◆ REQUIREMENTS:
Return the records in full, exactly as given.

◆ SUPPLIED RECORDS:
________

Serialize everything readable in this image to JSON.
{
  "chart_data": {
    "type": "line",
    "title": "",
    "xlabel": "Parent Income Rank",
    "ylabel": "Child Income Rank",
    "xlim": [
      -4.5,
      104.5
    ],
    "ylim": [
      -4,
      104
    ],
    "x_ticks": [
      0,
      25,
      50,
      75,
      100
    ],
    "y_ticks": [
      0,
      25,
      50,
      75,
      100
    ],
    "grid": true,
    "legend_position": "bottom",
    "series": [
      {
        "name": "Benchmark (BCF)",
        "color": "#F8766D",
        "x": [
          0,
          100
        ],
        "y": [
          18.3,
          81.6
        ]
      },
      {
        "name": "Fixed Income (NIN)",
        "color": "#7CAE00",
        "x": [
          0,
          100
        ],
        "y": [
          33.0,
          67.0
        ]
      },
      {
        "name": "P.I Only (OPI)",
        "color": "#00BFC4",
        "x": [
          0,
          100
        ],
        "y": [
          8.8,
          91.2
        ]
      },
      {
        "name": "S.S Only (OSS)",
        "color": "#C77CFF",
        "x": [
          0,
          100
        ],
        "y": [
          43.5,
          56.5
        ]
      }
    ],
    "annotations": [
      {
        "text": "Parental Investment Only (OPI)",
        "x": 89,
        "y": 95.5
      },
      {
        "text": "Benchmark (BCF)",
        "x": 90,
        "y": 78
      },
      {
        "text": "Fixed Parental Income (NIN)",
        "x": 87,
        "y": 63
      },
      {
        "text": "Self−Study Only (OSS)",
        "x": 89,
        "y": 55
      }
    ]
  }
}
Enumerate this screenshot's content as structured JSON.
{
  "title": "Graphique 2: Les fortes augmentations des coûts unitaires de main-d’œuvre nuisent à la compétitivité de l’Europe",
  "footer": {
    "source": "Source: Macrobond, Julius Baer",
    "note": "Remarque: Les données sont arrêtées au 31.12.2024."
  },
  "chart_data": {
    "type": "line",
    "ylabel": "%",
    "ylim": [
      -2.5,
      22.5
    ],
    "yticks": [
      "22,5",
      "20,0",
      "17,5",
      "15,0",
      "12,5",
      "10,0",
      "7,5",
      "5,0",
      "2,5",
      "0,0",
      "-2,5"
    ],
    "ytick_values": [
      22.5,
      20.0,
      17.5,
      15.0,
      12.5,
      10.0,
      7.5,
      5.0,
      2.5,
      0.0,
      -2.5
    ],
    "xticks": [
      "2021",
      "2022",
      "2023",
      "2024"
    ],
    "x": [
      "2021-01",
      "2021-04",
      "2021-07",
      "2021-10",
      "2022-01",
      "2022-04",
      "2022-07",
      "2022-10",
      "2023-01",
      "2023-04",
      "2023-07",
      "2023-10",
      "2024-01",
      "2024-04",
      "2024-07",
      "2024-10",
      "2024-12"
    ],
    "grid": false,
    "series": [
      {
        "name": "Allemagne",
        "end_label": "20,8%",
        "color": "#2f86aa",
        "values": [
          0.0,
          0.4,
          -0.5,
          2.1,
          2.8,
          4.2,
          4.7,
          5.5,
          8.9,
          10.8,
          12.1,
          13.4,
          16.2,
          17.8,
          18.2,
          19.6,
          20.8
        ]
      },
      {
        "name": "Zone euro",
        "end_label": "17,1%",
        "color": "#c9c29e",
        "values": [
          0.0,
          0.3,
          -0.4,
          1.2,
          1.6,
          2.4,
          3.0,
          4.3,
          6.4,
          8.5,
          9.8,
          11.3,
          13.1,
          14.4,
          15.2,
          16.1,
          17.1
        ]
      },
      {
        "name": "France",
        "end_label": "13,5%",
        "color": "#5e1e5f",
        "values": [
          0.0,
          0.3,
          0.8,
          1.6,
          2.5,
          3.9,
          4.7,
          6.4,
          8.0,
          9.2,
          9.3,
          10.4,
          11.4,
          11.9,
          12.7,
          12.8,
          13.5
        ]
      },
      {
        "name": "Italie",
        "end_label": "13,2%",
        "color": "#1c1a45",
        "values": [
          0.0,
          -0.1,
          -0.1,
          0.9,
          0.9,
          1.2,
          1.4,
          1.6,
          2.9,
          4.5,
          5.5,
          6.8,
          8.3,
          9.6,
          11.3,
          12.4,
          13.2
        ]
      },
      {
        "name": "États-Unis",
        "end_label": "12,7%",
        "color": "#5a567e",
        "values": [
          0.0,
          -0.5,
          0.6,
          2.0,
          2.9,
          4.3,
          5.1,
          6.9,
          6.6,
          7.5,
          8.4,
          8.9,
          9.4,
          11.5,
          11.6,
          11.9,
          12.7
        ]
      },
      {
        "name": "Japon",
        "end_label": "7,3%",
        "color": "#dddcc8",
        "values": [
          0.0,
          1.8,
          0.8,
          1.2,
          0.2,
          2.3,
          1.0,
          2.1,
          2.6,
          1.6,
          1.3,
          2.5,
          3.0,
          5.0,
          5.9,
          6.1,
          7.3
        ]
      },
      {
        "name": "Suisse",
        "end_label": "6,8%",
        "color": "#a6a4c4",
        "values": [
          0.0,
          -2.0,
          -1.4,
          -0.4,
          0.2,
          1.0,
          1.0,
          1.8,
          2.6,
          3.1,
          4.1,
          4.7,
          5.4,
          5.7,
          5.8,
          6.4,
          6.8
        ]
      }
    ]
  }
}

________

◆ WRITTEN SOLUTION:
Serialize everything readable in this image to JSON.
{
  "chart_data": {
    "type": "line",
    "title": "",
    "xlabel": "Parent Income Rank",
    "ylabel": "Child Income Rank",
    "xlim": [
      -4.5,
      104.5
    ],
    "ylim": [
      -4,
      104
    ],
    "x_ticks": [
      0,
      25,
      50,
      75,
      100
    ],
    "y_ticks": [
      0,
      25,
      50,
      75,
      100
    ],
    "grid": true,
    "legend_position": "bottom",
    "series": [
      {
        "name": "Benchmark (BCF)",
        "color": "#F8766D",
        "x": [
          0,
          100
        ],
        "y": [
          18.3,
          81.6
        ]
      },
      {
        "name": "Fixed Income (NIN)",
        "color": "#7CAE00",
        "x": [
          0,
          100
        ],
        "y": [
          33.0,
          67.0
        ]
      },
      {
        "name": "P.I Only (OPI)",
        "color": "#00BFC4",
        "x": [
          0,
          100
        ],
        "y": [
          8.8,
          91.2
        ]
      },
      {
        "name": "S.S Only (OSS)",
        "color": "#C77CFF",
        "x": [
          0,
          100
        ],
        "y": [
          43.5,
          56.5
        ]
      }
    ],
    "annotations": [
      {
        "text": "Parental Investment Only (OPI)",
        "x": 89,
        "y": 95.5
      },
      {
        "text": "Benchmark (BCF)",
        "x": 90,
        "y": 78
      },
      {
        "text": "Fixed Parental Income (NIN)",
        "x": 87,
        "y": 63
      },
      {
        "text": "Self−Study Only (OSS)",
        "x": 89,
        "y": 55
      }
    ]
  }
}
Enumerate this screenshot's content as structured JSON.
{
  "title": "Graphique 2: Les fortes augmentations des coûts unitaires de main-d’œuvre nuisent à la compétitivité de l’Europe",
  "footer": {
    "source": "Source: Macrobond, Julius Baer",
    "note": "Remarque: Les données sont arrêtées au 31.12.2024."
  },
  "chart_data": {
    "type": "line",
    "ylabel": "%",
    "ylim": [
      -2.5,
      22.5
    ],
    "yticks": [
      "22,5",
      "20,0",
      "17,5",
      "15,0",
      "12,5",
      "10,0",
      "7,5",
      "5,0",
      "2,5",
      "0,0",
      "-2,5"
    ],
    "ytick_values": [
      22.5,
      20.0,
      17.5,
      15.0,
      12.5,
      10.0,
      7.5,
      5.0,
      2.5,
      0.0,
      -2.5
    ],
    "xticks": [
      "2021",
      "2022",
      "2023",
      "2024"
    ],
    "x": [
      "2021-01",
      "2021-04",
      "2021-07",
      "2021-10",
      "2022-01",
      "2022-04",
      "2022-07",
      "2022-10",
      "2023-01",
      "2023-04",
      "2023-07",
      "2023-10",
      "2024-01",
      "2024-04",
      "2024-07",
      "2024-10",
      "2024-12"
    ],
    "grid": false,
    "series": [
      {
        "name": "Allemagne",
        "end_label": "20,8%",
        "color": "#2f86aa",
        "values": [
          0.0,
          0.4,
          -0.5,
          2.1,
          2.8,
          4.2,
          4.7,
          5.5,
          8.9,
          10.8,
          12.1,
          13.4,
          16.2,
          17.8,
          18.2,
          19.6,
          20.8
        ]
      },
      {
        "name": "Zone euro",
        "end_label": "17,1%",
        "color": "#c9c29e",
        "values": [
          0.0,
          0.3,
          -0.4,
          1.2,
          1.6,
          2.4,
          3.0,
          4.3,
          6.4,
          8.5,
          9.8,
          11.3,
          13.1,
          14.4,
          15.2,
          16.1,
          17.1
        ]
      },
      {
        "name": "France",
        "end_label": "13,5%",
        "color": "#5e1e5f",
        "values": [
          0.0,
          0.3,
          0.8,
          1.6,
          2.5,
          3.9,
          4.7,
          6.4,
          8.0,
          9.2,
          9.3,
          10.4,
          11.4,
          11.9,
          12.7,
          12.8,
          13.5
        ]
      },
      {
        "name": "Italie",
        "end_label": "13,2%",
        "color": "#1c1a45",
        "values": [
          0.0,
          -0.1,
          -0.1,
          0.9,
          0.9,
          1.2,
          1.4,
          1.6,
          2.9,
          4.5,
          5.5,
          6.8,
          8.3,
          9.6,
          11.3,
          12.4,
          13.2
        ]
      },
      {
        "name": "États-Unis",
        "end_label": "12,7%",
        "color": "#5a567e",
        "values": [
          0.0,
          -0.5,
          0.6,
          2.0,
          2.9,
          4.3,
          5.1,
          6.9,
          6.6,
          7.5,
          8.4,
          8.9,
          9.4,
          11.5,
          11.6,
          11.9,
          12.7
        ]
      },
      {
        "name": "Japon",
        "end_label": "7,3%",
        "color": "#dddcc8",
        "values": [
          0.0,
          1.8,
          0.8,
          1.2,
          0.2,
          2.3,
          1.0,
          2.1,
          2.6,
          1.6,
          1.3,
          2.5,
          3.0,
          5.0,
          5.9,
          6.1,
          7.3
        ]
      },
      {
        "name": "Suisse",
        "end_label": "6,8%",
        "color": "#a6a4c4",
        "values": [
          0.0,
          -2.0,
          -1.4,
          -0.4,
          0.2,
          1.0,
          1.0,
          1.8,
          2.6,
          3.1,
          4.1,
          4.7,
          5.4,
          5.7,
          5.8,
          6.4,
          6.8
        ]
      }
    ]
  }
}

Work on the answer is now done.